◆ **Material provided**:

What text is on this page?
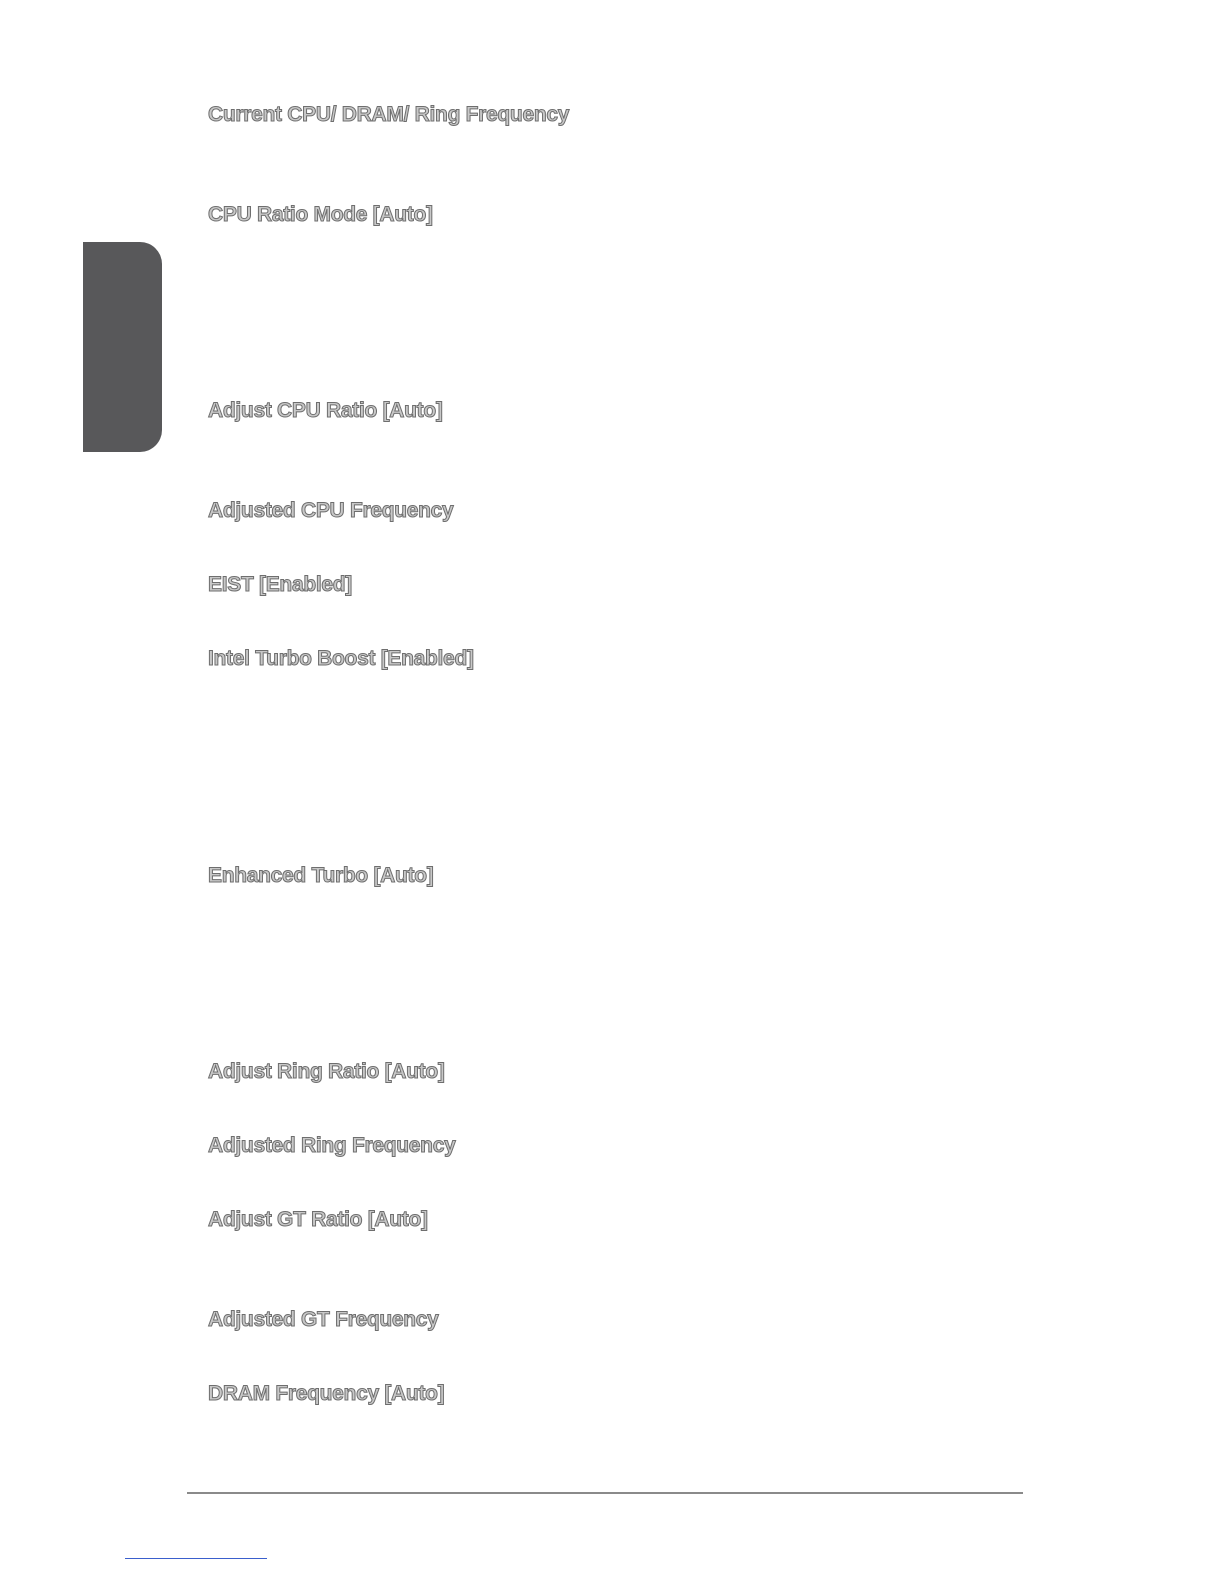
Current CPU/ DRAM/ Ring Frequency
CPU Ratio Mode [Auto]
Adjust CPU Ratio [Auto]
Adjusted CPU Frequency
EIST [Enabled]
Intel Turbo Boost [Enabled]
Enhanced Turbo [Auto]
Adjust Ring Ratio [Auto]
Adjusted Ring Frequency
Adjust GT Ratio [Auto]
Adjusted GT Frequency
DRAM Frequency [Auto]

...

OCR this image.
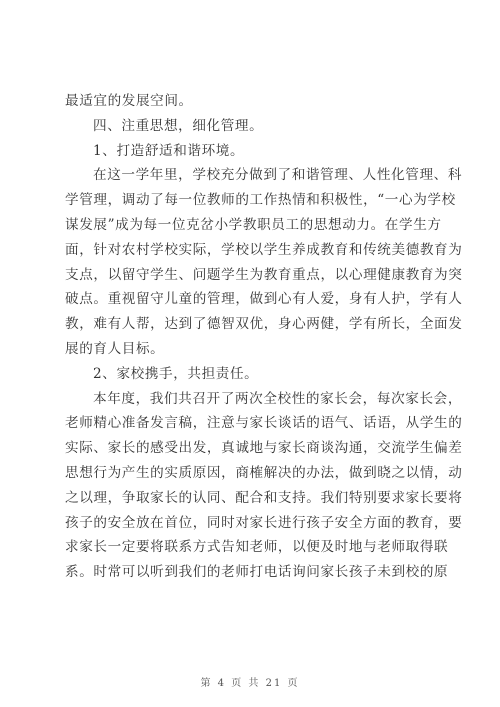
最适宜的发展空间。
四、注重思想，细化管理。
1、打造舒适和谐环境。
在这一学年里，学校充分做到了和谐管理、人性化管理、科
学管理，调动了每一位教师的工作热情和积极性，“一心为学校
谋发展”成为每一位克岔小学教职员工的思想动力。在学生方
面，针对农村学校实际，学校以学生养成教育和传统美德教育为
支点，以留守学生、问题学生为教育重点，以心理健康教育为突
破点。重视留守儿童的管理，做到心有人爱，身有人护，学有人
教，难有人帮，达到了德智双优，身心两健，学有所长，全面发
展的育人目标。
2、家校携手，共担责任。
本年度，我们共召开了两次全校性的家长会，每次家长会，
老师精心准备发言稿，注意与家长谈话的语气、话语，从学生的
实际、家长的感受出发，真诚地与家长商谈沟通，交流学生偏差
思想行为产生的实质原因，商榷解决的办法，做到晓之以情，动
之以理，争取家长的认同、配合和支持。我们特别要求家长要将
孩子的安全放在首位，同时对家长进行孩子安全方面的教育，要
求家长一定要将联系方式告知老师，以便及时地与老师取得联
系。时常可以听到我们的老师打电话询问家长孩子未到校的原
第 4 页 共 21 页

...

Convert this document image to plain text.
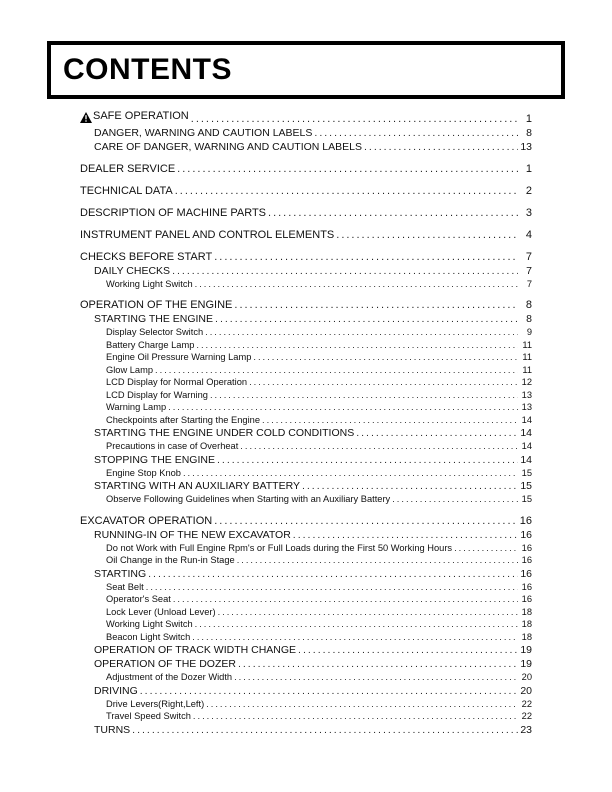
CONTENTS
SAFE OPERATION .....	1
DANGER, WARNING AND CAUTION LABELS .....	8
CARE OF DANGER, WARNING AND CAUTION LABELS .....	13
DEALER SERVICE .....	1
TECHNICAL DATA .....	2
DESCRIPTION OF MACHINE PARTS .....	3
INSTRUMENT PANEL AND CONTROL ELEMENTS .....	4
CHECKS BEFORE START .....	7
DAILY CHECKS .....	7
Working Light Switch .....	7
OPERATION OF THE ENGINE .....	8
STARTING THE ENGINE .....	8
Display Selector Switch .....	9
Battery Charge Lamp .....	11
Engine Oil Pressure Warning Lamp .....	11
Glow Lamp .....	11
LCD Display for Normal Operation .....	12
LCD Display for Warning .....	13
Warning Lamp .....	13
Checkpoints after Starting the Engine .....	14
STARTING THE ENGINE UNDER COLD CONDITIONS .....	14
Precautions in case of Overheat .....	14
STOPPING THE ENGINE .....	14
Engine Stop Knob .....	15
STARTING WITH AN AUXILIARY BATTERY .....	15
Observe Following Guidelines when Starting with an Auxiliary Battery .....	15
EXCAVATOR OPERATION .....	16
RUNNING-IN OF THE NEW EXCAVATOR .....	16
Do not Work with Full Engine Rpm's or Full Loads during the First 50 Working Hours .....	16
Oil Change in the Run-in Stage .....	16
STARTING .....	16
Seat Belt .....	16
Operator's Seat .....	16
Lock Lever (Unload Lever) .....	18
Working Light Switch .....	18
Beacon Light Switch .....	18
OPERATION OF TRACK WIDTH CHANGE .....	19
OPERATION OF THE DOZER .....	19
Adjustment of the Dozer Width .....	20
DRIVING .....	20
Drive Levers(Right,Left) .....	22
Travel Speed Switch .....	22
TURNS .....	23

◆ **Task**:
Say how many lines of the listing above contain "EXCAVATOR", with no other words.

◆ **Response to this exercise**:
2